## What is expected
Wherever "subtitle" appears in a line, list that line.

## Provided data
** START **
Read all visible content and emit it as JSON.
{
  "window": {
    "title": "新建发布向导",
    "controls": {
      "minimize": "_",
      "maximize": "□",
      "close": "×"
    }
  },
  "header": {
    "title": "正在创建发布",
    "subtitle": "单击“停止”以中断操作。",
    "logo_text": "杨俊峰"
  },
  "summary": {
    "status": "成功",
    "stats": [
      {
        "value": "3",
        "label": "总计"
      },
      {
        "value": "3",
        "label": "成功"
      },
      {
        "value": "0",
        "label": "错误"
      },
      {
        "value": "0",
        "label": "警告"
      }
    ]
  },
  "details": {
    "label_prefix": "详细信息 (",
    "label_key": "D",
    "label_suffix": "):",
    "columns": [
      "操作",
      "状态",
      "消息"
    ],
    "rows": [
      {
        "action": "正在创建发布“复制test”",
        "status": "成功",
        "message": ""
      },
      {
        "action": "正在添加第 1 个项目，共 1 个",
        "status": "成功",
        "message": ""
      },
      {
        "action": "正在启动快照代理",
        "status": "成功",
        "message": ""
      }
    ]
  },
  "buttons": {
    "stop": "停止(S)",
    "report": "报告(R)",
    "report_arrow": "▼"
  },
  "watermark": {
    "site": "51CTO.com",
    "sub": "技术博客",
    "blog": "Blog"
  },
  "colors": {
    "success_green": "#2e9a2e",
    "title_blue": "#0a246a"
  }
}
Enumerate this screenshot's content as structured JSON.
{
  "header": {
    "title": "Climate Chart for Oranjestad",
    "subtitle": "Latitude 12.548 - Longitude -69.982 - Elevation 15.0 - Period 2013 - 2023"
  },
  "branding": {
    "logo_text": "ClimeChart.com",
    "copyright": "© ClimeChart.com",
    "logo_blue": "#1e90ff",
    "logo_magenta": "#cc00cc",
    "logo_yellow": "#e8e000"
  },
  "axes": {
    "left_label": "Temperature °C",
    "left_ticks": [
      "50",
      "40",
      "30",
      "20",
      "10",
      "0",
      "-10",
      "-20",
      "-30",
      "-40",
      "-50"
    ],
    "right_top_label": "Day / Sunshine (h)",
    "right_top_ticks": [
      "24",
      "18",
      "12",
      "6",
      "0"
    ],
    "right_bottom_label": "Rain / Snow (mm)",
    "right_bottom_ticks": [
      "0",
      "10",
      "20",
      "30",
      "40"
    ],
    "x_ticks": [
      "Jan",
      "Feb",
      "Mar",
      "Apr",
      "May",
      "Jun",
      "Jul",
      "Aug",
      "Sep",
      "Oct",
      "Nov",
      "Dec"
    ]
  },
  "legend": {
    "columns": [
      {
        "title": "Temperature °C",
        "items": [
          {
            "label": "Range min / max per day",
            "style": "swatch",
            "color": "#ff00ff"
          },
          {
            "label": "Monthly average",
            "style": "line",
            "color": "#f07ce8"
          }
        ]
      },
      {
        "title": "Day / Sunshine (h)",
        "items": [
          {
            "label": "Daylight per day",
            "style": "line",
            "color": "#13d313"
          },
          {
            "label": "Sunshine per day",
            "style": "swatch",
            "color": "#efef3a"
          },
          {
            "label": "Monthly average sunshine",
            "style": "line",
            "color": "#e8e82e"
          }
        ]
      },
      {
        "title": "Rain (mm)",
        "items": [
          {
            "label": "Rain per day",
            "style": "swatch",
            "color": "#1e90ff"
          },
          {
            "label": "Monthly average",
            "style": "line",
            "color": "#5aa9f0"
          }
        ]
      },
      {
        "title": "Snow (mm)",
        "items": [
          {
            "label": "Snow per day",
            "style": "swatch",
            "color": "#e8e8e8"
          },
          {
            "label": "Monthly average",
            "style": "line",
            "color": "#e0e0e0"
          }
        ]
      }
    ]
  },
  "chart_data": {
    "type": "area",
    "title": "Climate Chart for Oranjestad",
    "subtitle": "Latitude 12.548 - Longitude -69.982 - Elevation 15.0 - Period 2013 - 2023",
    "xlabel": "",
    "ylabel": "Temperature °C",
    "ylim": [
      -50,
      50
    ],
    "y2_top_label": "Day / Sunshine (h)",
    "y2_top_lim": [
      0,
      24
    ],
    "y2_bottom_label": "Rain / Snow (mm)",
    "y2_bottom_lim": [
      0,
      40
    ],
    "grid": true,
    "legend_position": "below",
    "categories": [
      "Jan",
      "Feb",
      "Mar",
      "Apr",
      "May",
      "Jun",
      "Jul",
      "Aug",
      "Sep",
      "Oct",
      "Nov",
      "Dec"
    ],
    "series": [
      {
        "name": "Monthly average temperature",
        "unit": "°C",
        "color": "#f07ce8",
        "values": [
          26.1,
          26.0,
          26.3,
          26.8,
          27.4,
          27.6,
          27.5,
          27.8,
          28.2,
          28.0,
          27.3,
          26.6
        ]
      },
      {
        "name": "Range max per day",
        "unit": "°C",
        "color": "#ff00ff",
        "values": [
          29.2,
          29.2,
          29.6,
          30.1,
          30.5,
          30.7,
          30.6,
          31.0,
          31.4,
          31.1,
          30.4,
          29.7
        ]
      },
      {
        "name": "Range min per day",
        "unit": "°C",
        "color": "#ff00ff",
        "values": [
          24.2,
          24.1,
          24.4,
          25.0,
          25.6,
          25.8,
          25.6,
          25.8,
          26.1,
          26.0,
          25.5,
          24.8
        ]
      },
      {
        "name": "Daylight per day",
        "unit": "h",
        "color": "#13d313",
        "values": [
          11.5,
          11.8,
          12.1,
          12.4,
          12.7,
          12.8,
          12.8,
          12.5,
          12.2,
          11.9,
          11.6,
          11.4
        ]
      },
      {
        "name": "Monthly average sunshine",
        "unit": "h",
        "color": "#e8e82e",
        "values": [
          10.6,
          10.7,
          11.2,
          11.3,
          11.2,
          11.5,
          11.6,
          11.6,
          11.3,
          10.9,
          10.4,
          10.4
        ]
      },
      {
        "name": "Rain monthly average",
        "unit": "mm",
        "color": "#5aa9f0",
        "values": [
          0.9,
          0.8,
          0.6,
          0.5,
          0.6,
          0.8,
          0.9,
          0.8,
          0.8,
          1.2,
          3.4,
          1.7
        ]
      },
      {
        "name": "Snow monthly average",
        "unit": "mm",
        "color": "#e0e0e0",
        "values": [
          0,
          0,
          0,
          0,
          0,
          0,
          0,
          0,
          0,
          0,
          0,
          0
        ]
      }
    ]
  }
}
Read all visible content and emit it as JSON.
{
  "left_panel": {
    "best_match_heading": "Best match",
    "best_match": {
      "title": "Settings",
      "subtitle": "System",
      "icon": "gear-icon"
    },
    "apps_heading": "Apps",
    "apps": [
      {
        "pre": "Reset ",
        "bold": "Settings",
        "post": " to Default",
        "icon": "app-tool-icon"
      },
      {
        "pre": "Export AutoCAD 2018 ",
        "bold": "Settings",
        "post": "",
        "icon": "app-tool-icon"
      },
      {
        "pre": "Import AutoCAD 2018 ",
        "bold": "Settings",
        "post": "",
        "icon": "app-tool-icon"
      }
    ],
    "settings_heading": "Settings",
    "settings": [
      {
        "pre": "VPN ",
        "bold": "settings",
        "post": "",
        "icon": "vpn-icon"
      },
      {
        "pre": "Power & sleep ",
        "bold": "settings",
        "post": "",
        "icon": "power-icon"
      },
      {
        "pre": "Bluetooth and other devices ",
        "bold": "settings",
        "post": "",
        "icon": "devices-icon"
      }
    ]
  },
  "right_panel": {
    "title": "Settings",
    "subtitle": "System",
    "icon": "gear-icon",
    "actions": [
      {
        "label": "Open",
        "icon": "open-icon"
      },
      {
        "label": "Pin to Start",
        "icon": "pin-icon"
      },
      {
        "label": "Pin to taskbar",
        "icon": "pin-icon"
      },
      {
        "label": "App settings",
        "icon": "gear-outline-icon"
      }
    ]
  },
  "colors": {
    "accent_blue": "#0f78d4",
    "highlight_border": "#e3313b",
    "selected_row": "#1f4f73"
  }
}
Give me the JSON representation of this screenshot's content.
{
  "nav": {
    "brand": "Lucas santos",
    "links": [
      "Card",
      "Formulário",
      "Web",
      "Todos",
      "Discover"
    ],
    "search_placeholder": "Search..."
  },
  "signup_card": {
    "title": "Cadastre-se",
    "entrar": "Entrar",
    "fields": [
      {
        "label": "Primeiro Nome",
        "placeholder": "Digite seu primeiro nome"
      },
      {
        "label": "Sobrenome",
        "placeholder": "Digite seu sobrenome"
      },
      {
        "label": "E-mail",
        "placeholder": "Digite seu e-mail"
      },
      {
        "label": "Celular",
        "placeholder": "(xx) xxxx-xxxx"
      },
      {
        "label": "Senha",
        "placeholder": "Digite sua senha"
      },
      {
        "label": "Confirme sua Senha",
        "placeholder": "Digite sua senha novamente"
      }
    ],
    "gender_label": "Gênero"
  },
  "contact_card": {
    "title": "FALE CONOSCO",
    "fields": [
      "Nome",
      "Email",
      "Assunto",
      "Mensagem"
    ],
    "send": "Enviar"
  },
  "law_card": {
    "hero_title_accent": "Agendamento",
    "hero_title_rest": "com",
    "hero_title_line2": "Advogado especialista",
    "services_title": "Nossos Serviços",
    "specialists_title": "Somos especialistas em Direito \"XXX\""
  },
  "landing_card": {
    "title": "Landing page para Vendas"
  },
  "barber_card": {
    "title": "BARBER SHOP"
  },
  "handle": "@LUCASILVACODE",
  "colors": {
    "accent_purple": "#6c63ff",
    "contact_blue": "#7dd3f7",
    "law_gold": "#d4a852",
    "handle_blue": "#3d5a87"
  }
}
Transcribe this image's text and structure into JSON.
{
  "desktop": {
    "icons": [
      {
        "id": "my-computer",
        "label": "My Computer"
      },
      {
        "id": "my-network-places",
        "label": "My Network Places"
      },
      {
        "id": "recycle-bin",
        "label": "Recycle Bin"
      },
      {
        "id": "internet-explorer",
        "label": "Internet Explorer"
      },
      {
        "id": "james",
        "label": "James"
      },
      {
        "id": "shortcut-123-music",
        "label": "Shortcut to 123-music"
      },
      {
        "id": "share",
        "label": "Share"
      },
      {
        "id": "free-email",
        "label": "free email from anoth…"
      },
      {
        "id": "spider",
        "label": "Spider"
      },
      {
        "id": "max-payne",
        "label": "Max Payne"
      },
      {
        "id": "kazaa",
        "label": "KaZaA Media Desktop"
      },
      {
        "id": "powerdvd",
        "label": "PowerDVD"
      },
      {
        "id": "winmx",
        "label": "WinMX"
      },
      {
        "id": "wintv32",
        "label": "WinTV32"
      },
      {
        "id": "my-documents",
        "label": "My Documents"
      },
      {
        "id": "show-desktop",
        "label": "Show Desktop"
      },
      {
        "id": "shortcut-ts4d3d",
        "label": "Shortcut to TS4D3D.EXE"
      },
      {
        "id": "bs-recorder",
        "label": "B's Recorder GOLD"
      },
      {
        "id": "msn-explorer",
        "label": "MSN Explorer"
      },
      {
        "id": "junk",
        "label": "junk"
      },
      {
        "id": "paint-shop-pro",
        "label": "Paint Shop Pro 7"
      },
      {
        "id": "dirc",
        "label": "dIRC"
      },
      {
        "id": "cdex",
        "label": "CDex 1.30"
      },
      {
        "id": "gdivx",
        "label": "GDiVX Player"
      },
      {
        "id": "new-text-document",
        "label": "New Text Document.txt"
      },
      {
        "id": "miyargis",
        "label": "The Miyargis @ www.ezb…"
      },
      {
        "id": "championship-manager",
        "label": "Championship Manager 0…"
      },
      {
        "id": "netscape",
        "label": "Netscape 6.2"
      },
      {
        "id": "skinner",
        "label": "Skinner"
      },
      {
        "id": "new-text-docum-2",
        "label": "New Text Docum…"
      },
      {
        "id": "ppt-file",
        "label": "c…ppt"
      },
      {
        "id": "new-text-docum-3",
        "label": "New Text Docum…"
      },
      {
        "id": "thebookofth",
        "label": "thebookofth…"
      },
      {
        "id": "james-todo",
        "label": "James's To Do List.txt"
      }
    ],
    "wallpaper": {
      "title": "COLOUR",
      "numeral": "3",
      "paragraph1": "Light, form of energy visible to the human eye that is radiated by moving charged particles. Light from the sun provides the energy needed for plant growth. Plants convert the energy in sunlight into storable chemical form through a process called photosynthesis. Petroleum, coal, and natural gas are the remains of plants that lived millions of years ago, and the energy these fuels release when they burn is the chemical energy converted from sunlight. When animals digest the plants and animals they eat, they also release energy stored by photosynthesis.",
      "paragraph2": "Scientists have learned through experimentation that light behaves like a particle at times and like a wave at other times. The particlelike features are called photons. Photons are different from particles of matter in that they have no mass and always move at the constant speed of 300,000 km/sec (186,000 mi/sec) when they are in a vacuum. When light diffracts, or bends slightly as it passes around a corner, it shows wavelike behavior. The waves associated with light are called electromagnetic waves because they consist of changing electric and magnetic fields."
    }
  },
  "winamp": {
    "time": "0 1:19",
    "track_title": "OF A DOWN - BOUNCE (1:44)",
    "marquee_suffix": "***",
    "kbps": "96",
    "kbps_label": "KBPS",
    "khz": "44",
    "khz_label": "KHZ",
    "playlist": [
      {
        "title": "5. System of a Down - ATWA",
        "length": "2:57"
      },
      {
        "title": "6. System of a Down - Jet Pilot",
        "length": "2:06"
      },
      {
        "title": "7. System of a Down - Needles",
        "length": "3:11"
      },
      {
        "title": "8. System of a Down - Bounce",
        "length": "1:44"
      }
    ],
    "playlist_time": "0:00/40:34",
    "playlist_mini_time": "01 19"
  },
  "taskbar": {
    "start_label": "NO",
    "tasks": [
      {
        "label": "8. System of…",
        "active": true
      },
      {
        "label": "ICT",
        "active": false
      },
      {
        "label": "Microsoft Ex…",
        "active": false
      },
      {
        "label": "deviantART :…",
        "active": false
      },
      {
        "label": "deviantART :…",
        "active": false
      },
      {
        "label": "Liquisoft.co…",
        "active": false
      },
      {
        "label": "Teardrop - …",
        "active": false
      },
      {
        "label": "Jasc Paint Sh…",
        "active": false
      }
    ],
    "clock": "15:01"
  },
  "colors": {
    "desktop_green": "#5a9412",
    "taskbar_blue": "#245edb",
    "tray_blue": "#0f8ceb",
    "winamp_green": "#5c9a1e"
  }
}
** END **
## Result
    "subtitle": "单击“停止”以中断操作。",
    "subtitle": "Latitude 12.548 - Longitude -69.982 - Elevation 15.0 - Period 2013 - 2023"
    "subtitle": "Latitude 12.548 - Longitude -69.982 - Elevation 15.0 - Period 2013 - 2023",
      "subtitle": "System",
    "subtitle": "System",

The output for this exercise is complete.